* [INSTRUCTIONS TO FOLLOW] Pull every line holding the string "Wright" from the records below.

Items from a dataset
■ ■ ■

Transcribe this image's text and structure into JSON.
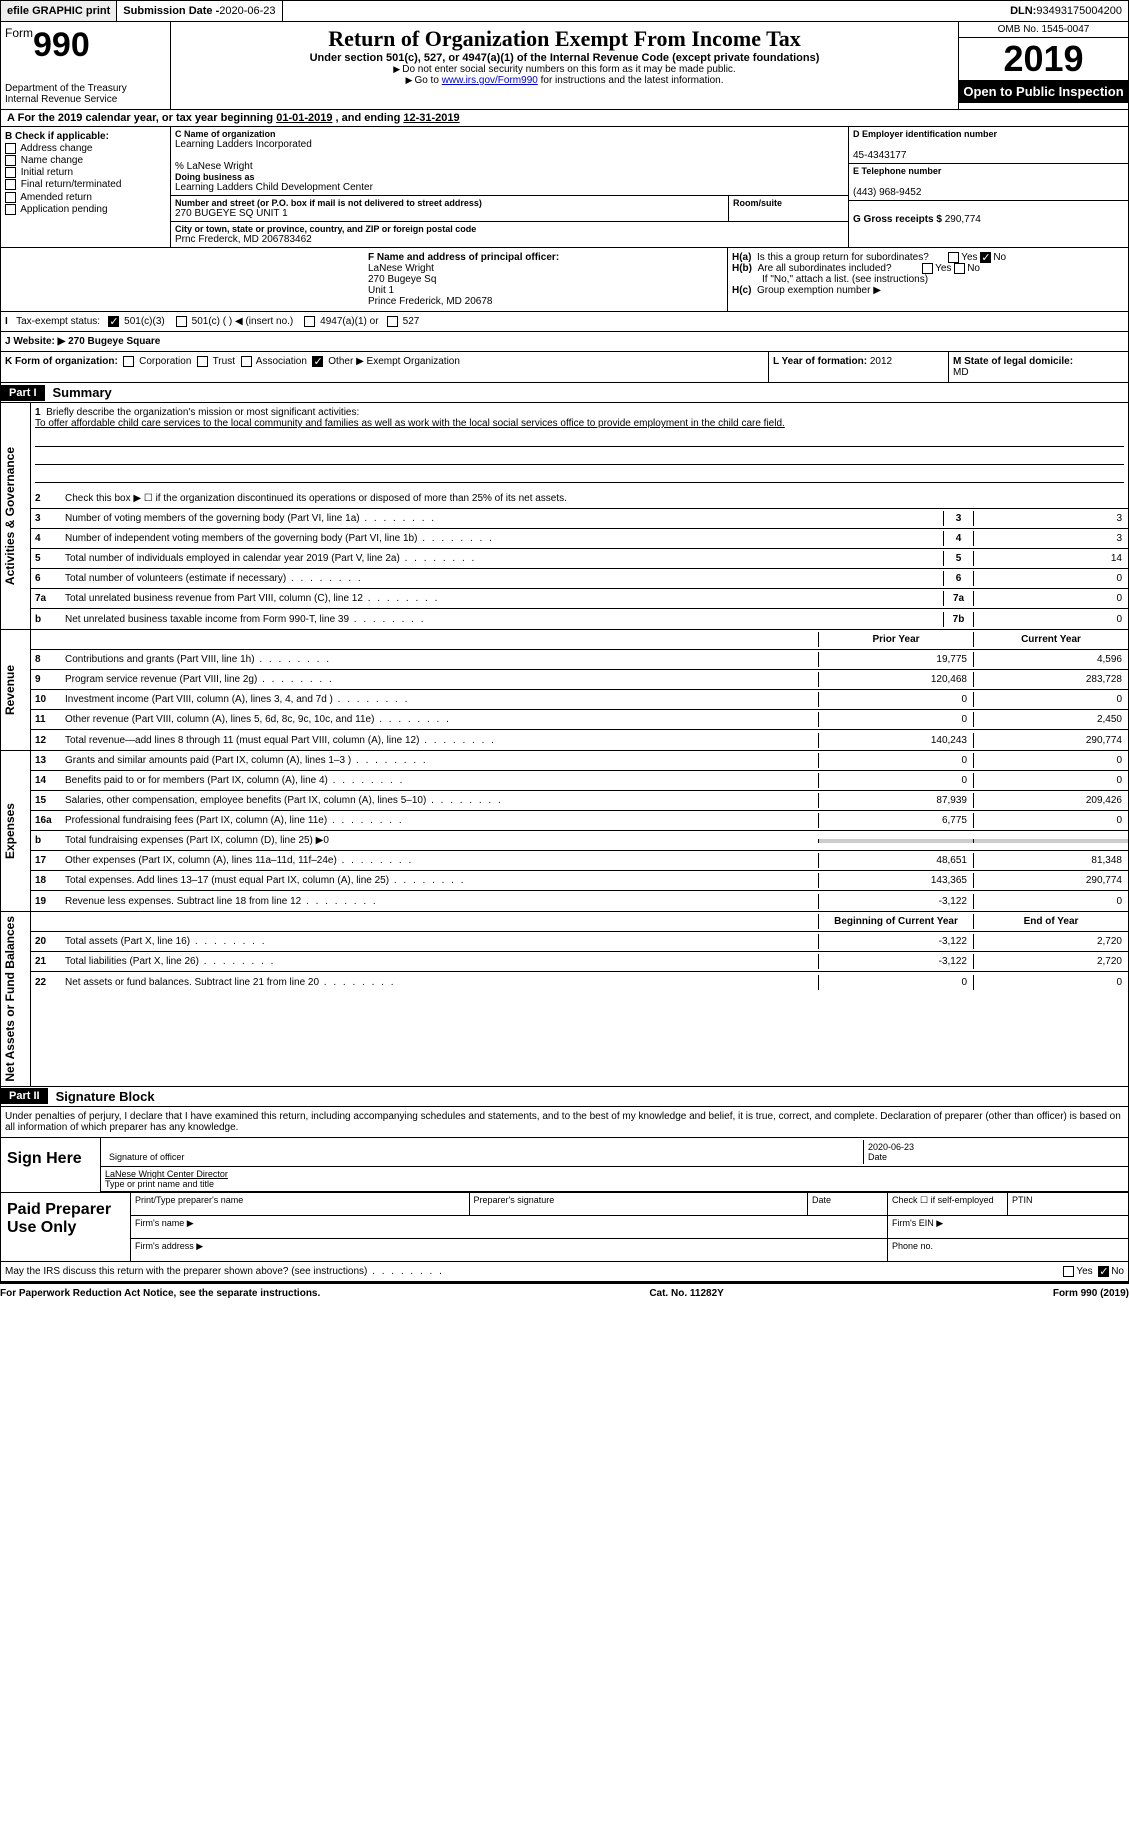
{
  "top": {
    "efile": "efile GRAPHIC print",
    "submission_label": "Submission Date - ",
    "submission_date": "2020-06-23",
    "dln_label": "DLN: ",
    "dln": "93493175004200"
  },
  "header": {
    "form_prefix": "Form",
    "form_number": "990",
    "dept": "Department of the Treasury\nInternal Revenue Service",
    "title": "Return of Organization Exempt From Income Tax",
    "subtitle": "Under section 501(c), 527, or 4947(a)(1) of the Internal Revenue Code (except private foundations)",
    "instruct1": "Do not enter social security numbers on this form as it may be made public.",
    "instruct2_pre": "Go to ",
    "instruct2_link": "www.irs.gov/Form990",
    "instruct2_post": " for instructions and the latest information.",
    "omb": "OMB No. 1545-0047",
    "year": "2019",
    "open": "Open to Public Inspection"
  },
  "section_a": {
    "text_pre": "For the 2019 calendar year, or tax year beginning ",
    "begin": "01-01-2019",
    "mid": " , and ending ",
    "end": "12-31-2019"
  },
  "section_b": {
    "label": "B Check if applicable:",
    "items": [
      "Address change",
      "Name change",
      "Initial return",
      "Final return/terminated",
      "Amended return",
      "Application pending"
    ]
  },
  "section_c": {
    "label": "C Name of organization",
    "org": "Learning Ladders Incorporated",
    "care_of": "% LaNese Wright",
    "dba_label": "Doing business as",
    "dba": "Learning Ladders Child Development Center",
    "street_label": "Number and street (or P.O. box if mail is not delivered to street address)",
    "street": "270 BUGEYE SQ UNIT 1",
    "room_label": "Room/suite",
    "city_label": "City or town, state or province, country, and ZIP or foreign postal code",
    "city": "Prnc Frederck, MD  206783462"
  },
  "section_d": {
    "label": "D Employer identification number",
    "value": "45-4343177"
  },
  "section_e": {
    "label": "E Telephone number",
    "value": "(443) 968-9452"
  },
  "section_g": {
    "label": "G Gross receipts $ ",
    "value": "290,774"
  },
  "section_f": {
    "label": "F Name and address of principal officer:",
    "name": "LaNese Wright",
    "addr1": "270 Bugeye Sq",
    "addr2": "Unit 1",
    "addr3": "Prince Frederick, MD  20678"
  },
  "section_h": {
    "a": "Is this a group return for subordinates?",
    "b": "Are all subordinates included?",
    "note": "If \"No,\" attach a list. (see instructions)",
    "c": "Group exemption number ▶"
  },
  "section_i": {
    "label": "Tax-exempt status:",
    "opts": [
      "501(c)(3)",
      "501(c) (    ) ◀ (insert no.)",
      "4947(a)(1) or",
      "527"
    ]
  },
  "section_j": {
    "label": "J   Website: ▶ ",
    "value": "270 Bugeye Square"
  },
  "section_k": {
    "label": "K Form of organization:",
    "opts": [
      "Corporation",
      "Trust",
      "Association",
      "Other"
    ],
    "other_text": "▶ Exempt Organization",
    "l_label": "L Year of formation: ",
    "l_value": "2012",
    "m_label": "M State of legal domicile:",
    "m_value": "MD"
  },
  "part1": {
    "header": "Part I",
    "title": "Summary",
    "line1_label": "Briefly describe the organization's mission or most significant activities:",
    "mission": "To offer affordable child care services to the local community and families as well as work with the local social services office to provide employment in the child care field.",
    "line2": "Check this box ▶ ☐  if the organization discontinued its operations or disposed of more than 25% of its net assets.",
    "governance_label": "Activities & Governance",
    "revenue_label": "Revenue",
    "expenses_label": "Expenses",
    "netassets_label": "Net Assets or Fund Balances",
    "rows_gov": [
      {
        "n": "3",
        "t": "Number of voting members of the governing body (Part VI, line 1a)",
        "box": "3",
        "v": "3"
      },
      {
        "n": "4",
        "t": "Number of independent voting members of the governing body (Part VI, line 1b)",
        "box": "4",
        "v": "3"
      },
      {
        "n": "5",
        "t": "Total number of individuals employed in calendar year 2019 (Part V, line 2a)",
        "box": "5",
        "v": "14"
      },
      {
        "n": "6",
        "t": "Total number of volunteers (estimate if necessary)",
        "box": "6",
        "v": "0"
      },
      {
        "n": "7a",
        "t": "Total unrelated business revenue from Part VIII, column (C), line 12",
        "box": "7a",
        "v": "0"
      },
      {
        "n": "b",
        "t": "Net unrelated business taxable income from Form 990-T, line 39",
        "box": "7b",
        "v": "0"
      }
    ],
    "col_py": "Prior Year",
    "col_cy": "Current Year",
    "rows_rev": [
      {
        "n": "8",
        "t": "Contributions and grants (Part VIII, line 1h)",
        "py": "19,775",
        "cy": "4,596"
      },
      {
        "n": "9",
        "t": "Program service revenue (Part VIII, line 2g)",
        "py": "120,468",
        "cy": "283,728"
      },
      {
        "n": "10",
        "t": "Investment income (Part VIII, column (A), lines 3, 4, and 7d )",
        "py": "0",
        "cy": "0"
      },
      {
        "n": "11",
        "t": "Other revenue (Part VIII, column (A), lines 5, 6d, 8c, 9c, 10c, and 11e)",
        "py": "0",
        "cy": "2,450"
      },
      {
        "n": "12",
        "t": "Total revenue—add lines 8 through 11 (must equal Part VIII, column (A), line 12)",
        "py": "140,243",
        "cy": "290,774"
      }
    ],
    "rows_exp": [
      {
        "n": "13",
        "t": "Grants and similar amounts paid (Part IX, column (A), lines 1–3 )",
        "py": "0",
        "cy": "0"
      },
      {
        "n": "14",
        "t": "Benefits paid to or for members (Part IX, column (A), line 4)",
        "py": "0",
        "cy": "0"
      },
      {
        "n": "15",
        "t": "Salaries, other compensation, employee benefits (Part IX, column (A), lines 5–10)",
        "py": "87,939",
        "cy": "209,426"
      },
      {
        "n": "16a",
        "t": "Professional fundraising fees (Part IX, column (A), line 11e)",
        "py": "6,775",
        "cy": "0"
      },
      {
        "n": "b",
        "t": "Total fundraising expenses (Part IX, column (D), line 25) ▶0",
        "py": "",
        "cy": "",
        "shaded": true
      },
      {
        "n": "17",
        "t": "Other expenses (Part IX, column (A), lines 11a–11d, 11f–24e)",
        "py": "48,651",
        "cy": "81,348"
      },
      {
        "n": "18",
        "t": "Total expenses. Add lines 13–17 (must equal Part IX, column (A), line 25)",
        "py": "143,365",
        "cy": "290,774"
      },
      {
        "n": "19",
        "t": "Revenue less expenses. Subtract line 18 from line 12",
        "py": "-3,122",
        "cy": "0"
      }
    ],
    "col_boy": "Beginning of Current Year",
    "col_eoy": "End of Year",
    "rows_net": [
      {
        "n": "20",
        "t": "Total assets (Part X, line 16)",
        "py": "-3,122",
        "cy": "2,720"
      },
      {
        "n": "21",
        "t": "Total liabilities (Part X, line 26)",
        "py": "-3,122",
        "cy": "2,720"
      },
      {
        "n": "22",
        "t": "Net assets or fund balances. Subtract line 21 from line 20",
        "py": "0",
        "cy": "0"
      }
    ]
  },
  "part2": {
    "header": "Part II",
    "title": "Signature Block",
    "perjury": "Under penalties of perjury, I declare that I have examined this return, including accompanying schedules and statements, and to the best of my knowledge and belief, it is true, correct, and complete. Declaration of preparer (other than officer) is based on all information of which preparer has any knowledge.",
    "sign_here": "Sign Here",
    "sig_officer": "Signature of officer",
    "sig_date": "2020-06-23",
    "date_label": "Date",
    "officer_name": "LaNese Wright Center Director",
    "type_name": "Type or print name and title",
    "paid_prep": "Paid Preparer Use Only",
    "prep_name": "Print/Type preparer's name",
    "prep_sig": "Preparer's signature",
    "prep_date": "Date",
    "prep_check": "Check ☐ if self-employed",
    "ptin": "PTIN",
    "firm_name": "Firm's name    ▶",
    "firm_ein": "Firm's EIN ▶",
    "firm_addr": "Firm's address ▶",
    "phone": "Phone no.",
    "irs_discuss": "May the IRS discuss this return with the preparer shown above? (see instructions)"
  },
  "footer": {
    "paperwork": "For Paperwork Reduction Act Notice, see the separate instructions.",
    "cat": "Cat. No. 11282Y",
    "form": "Form 990 (2019)"
  }
}
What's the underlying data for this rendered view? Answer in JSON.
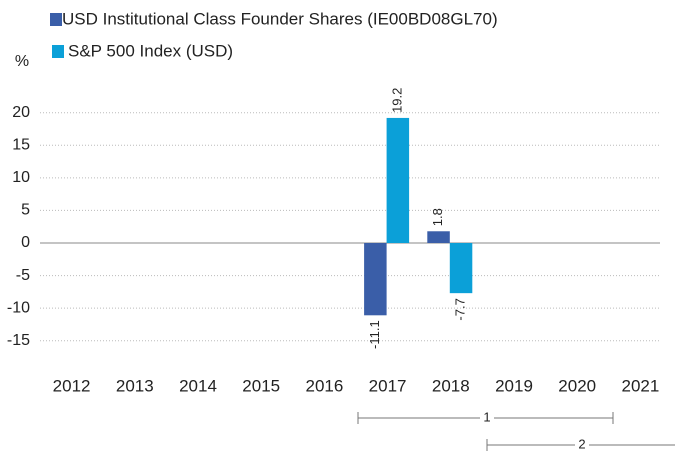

■ ■ ■

* [FINAL RESULT]
    "care_of": "% LaNese Wright",
    "name": "LaNese Wright",
    "officer_name": "LaNese Wright Center Director",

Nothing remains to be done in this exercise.